Problem to solve:
In the entries below, count the lines holding "Garcia". Reply with the number only.

Exercise data:
****

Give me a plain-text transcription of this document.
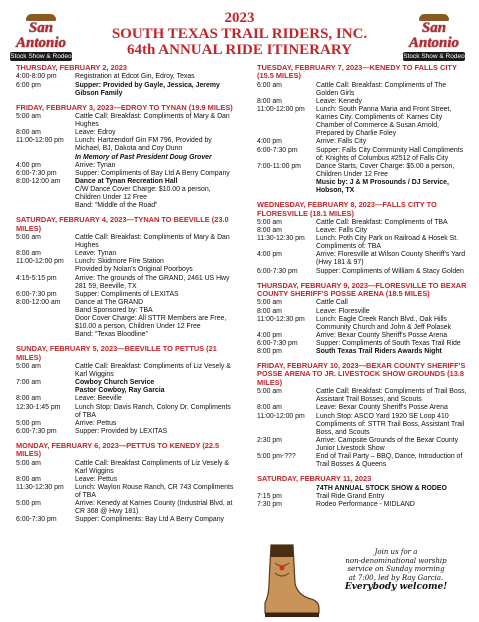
San Antonio
Stock Show & Rodeo
San Antonio
Stock Show & Rodeo
2023
SOUTH TEXAS TRAIL RIDERS, INC.
64th ANNUAL RIDE ITINERARY
THURSDAY, FEBRUARY 2, 2023
4:00-8:00 pm	Registration at Edcot Gin, Edroy, Texas
6:00 pm	Supper: Provided by Gayle, Jessica, Jeremy Gibson Family
FRIDAY, FEBRUARY 3, 2023—EDROY TO TYNAN (19.9 MILES)
5:00 am	Cattle Call: Breakfast: Compliments of Mary & Dan Hughes
8:00 am	Leave: Edroy
11:00-12:00 pm	Lunch: Hartzendorf Gin FM 796, Provided by Michael, BJ, Dakota and Coy Dunn
In Memory of Past President Doug Grover
4:00 pm	Arrive: Tynan
6:00-7:30 pm	Supper: Compliments of Bay Ltd A Berry Company
8:00-12:00 am	Dance at Tynan Recreation Hall
C/W Dance Cover Charge: $10.00 a person, Children Under 12 Free
Band: “Middle of the Road”
SATURDAY, FEBRUARY 4, 2023—TYNAN TO BEEVILLE (23.0 MILES)
5:00 am	Cattle Call: Breakfast: Compliments of Mary & Dan Hughes
8:00 am	Leave: Tynan
11:00-12:00 pm	Lunch: Skidmore Fire Station
Provided by Nolan's Original Poorboys
4:15-5:15 pm	Arrive: The grounds of The GRAND, 2461 US Hwy 281 59, Beeville, TX
6:00-7:30 pm	Supper: Compliments of LEXITAS
8:00-12:00 am	Dance at The GRAND
Band Sponsored by: TBA
Door Cover Charge: All STTR Members are Free, $10.00 a person, Children Under 12 Free
Band: “Texas Bloodline”
SUNDAY, FEBRUARY 5, 2023—BEEVILLE TO PETTUS (21 MILES)
5:00 am	Cattle Call: Breakfast: Compliments of Liz Vesely & Karl Wiggins
7:00 am	Cowboy Church Service
Pastor Cowboy, Ray Garcia
8:00 am	Leave: Beeville
12:30-1:45 pm	Lunch Stop: Davis Ranch, Colony Dr. Compliments of TBA
5:00 pm	Arrive: Pettus
6:00-7:30 pm	Supper: Provided by LEXITAS
MONDAY, FEBRUARY 6, 2023—PETTUS TO KENEDY (22.5 MILES)
5:00 am	Cattle Call: Breakfast Compliments of Liz Vesely & Karl Wiggins
8:00 am	Leave: Pettus
11:30-12:30 pm	Lunch: Waylon Rouse Ranch, CR 743 Compliments of TBA
5:00 pm	Arrive: Kenedy at Karnes County (Industrial Blvd, at CR 368 @ Hwy 181)
6:00-7:30 pm	Supper: Compliments: Bay Ltd A Berry Company
TUESDAY, FEBRUARY 7, 2023—KENEDY TO FALLS CITY (15.5 MILES)
6:00 am	Cattle Call: Breakfast: Compliments of The Golden Girls
8:00 am	Leave: Kenedy
11:00-12:00 pm	Lunch: South Panna Maria and Front Street, Karnes City. Compliments of: Karnes City Chamber of Commerce & Susan Arnold, Prepared by Charlie Foley
4:00 pm	Arrive: Falls City
6:00-7:30 pm	Supper: Falls City Community Hall Compliments of: Knights of Columbus #2512 of Falls City
7:00-11:00 pm	Dance Starts, Cover Charge: $5.00 a person, Children Under 12 Free
Music by: J & M Prosounds / DJ Service, Hobson, TX
WEDNESDAY, FEBRUARY 8, 2023—FALLS CITY TO FLORESVILLE (18.1 MILES)
5:00 am	Cattle Call: Breakfast: Compliments of TBA
8:00 am	Leave: Falls City
11:30-12:30 pm	Lunch: Poth City Park on Railroad & Hosek St. Compliments of: TBA
4:00 pm	Arrive: Floresville at Wilson County Sheriff's Yard (Hwy 181 & 97)
6:00-7:30 pm	Supper: Compliments of William & Stacy Golden
THURSDAY, FEBRUARY 9, 2023—FLORESVILLE TO BEXAR COUNTY SHERIFF'S POSSE ARENA (18.5 MILES)
5:00 am	Cattle Call
8:00 am	Leave: Floresville
11:00-12:30 pm	Lunch: Eagle Creek Ranch Blvd., Oak Hills Community Church and John & Jeff Polasek
4:00 pm	Arrive: Bexar County Sheriff's Posse Arena
6:00-7:30 pm	Supper: Compliments of South Texas Trail Ride
8:00 pm	South Texas Trail Riders Awards Night
FRIDAY, FEBRUARY 10, 2023—BEXAR COUNTY SHERIFF'S POSSE ARENA TO JR. LIVESTOCK SHOW GROUNDS (13.8 MILES)
5:00 am	Cattle Call: Breakfast: Compliments of Trail Boss, Assistant Trail Bosses, and Scouts
8:00 am	Leave: Bexar County Sheriff's Posse Arena
11:00-12:00 pm	Lunch Stop: ASCO Yard 1920 SE Loop 410 Compliments of: STTR Trail Boss, Assistant Trail Boss, and Scouts
2:30 pm	Arrive: Campsite Grounds of the Bexar County Junior Livestock Show
5:00 pm-???	End of Trail Party – BBQ, Dance, Introduction of Trail Bosses & Queens
SATURDAY, FEBRUARY 11, 2023
74TH ANNUAL STOCK SHOW & RODEO
7:15 pm	Trail Ride Grand Entry
7:30 pm	Rodeo Performance - MIDLAND
Join us for a
non-denominational worship
service on Sunday morning
at 7:00, led by Ray Garcia.
Everybody welcome!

****

Final answer:
2